Objective: Repeat each entry exactly and drop the pictures.

Rows:
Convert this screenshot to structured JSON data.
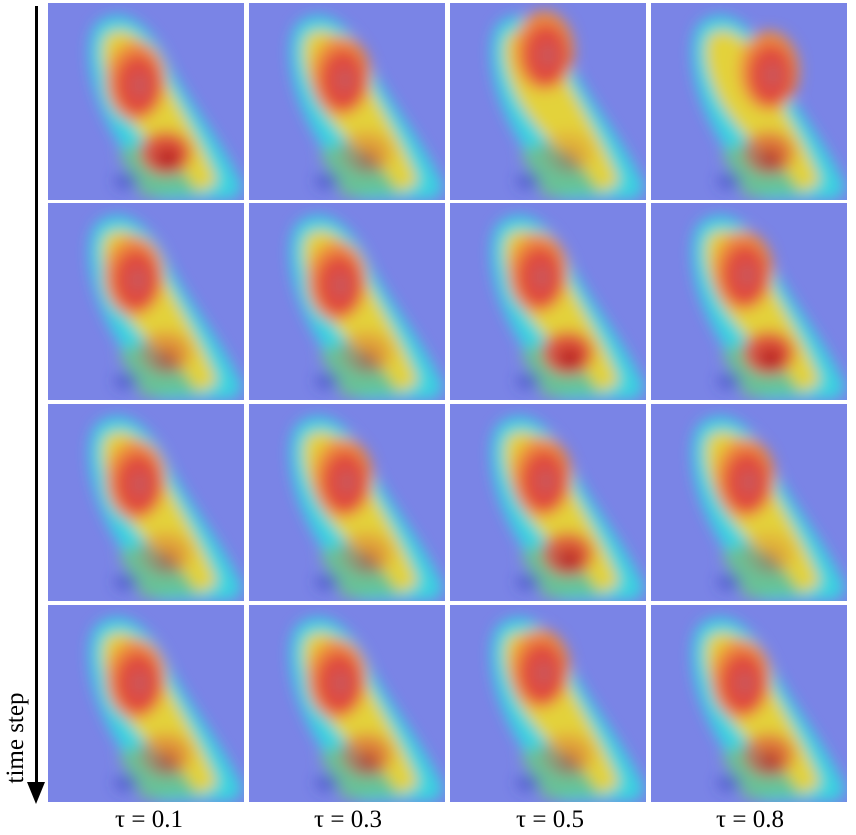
{
  "figure": {
    "axis_label": "time step",
    "column_labels": [
      "τ = 0.1",
      "τ = 0.3",
      "τ = 0.5",
      "τ = 0.8"
    ],
    "rows": 4,
    "cols": 4,
    "colors": {
      "background": "#7a84e6",
      "cold": "#6f7be0",
      "cyan": "#39d3e0",
      "green": "#6fbf8a",
      "yellow": "#e3d23a",
      "orange": "#ee8a3c",
      "red": "#e04a3e",
      "dark_red": "#b0121c"
    }
  }
}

Answer to this problem:
Convert this screenshot to structured JSON data.
{
  "figure": {
    "axis_label": "time step",
    "column_labels": [
      "τ = 0.1",
      "τ = 0.3",
      "τ = 0.5",
      "τ = 0.8"
    ],
    "rows": 4,
    "cols": 4,
    "colors": {
      "background": "#7a84e6",
      "cold": "#6f7be0",
      "cyan": "#39d3e0",
      "green": "#6fbf8a",
      "yellow": "#e3d23a",
      "orange": "#ee8a3c",
      "red": "#e04a3e",
      "dark_red": "#b0121c"
    }
  }
}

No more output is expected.